Requirement — Exactly the lines from the one containing "Extract the structured" through the end of the data below are to be reproduced, and nothing besides them.

Saved entries —
* * * * * * * * *

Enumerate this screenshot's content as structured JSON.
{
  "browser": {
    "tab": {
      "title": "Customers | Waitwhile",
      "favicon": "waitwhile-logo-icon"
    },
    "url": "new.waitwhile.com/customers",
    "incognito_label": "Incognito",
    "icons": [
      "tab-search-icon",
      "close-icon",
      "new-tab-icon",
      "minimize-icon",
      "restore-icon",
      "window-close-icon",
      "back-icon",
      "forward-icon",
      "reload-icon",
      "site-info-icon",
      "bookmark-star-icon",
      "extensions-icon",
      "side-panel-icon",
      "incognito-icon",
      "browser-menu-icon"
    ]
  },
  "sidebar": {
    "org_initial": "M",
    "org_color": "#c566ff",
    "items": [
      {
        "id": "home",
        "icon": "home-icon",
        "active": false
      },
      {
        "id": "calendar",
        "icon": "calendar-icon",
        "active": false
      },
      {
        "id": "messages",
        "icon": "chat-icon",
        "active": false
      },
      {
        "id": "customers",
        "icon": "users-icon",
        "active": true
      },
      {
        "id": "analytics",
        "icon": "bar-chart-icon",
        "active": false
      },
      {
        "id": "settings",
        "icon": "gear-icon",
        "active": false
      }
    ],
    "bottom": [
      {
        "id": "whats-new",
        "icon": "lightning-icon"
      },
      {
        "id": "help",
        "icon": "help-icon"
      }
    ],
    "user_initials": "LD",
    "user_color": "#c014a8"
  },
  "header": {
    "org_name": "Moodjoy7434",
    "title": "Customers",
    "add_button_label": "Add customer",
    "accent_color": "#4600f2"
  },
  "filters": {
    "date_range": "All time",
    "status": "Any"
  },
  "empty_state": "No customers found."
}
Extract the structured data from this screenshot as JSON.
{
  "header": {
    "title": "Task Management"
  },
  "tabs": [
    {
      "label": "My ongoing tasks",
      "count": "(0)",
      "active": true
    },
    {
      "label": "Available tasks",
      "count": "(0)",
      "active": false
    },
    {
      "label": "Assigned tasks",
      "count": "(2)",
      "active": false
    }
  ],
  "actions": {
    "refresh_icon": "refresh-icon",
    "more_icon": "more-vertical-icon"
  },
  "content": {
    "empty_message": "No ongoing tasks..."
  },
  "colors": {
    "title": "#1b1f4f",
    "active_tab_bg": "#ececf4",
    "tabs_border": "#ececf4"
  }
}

* * * * * * * * *

Exercise answer —
Extract the structured data from this screenshot as JSON.
{
  "header": {
    "title": "Task Management"
  },
  "tabs": [
    {
      "label": "My ongoing tasks",
      "count": "(0)",
      "active": true
    },
    {
      "label": "Available tasks",
      "count": "(0)",
      "active": false
    },
    {
      "label": "Assigned tasks",
      "count": "(2)",
      "active": false
    }
  ],
  "actions": {
    "refresh_icon": "refresh-icon",
    "more_icon": "more-vertical-icon"
  },
  "content": {
    "empty_message": "No ongoing tasks..."
  },
  "colors": {
    "title": "#1b1f4f",
    "active_tab_bg": "#ececf4",
    "tabs_border": "#ececf4"
  }
}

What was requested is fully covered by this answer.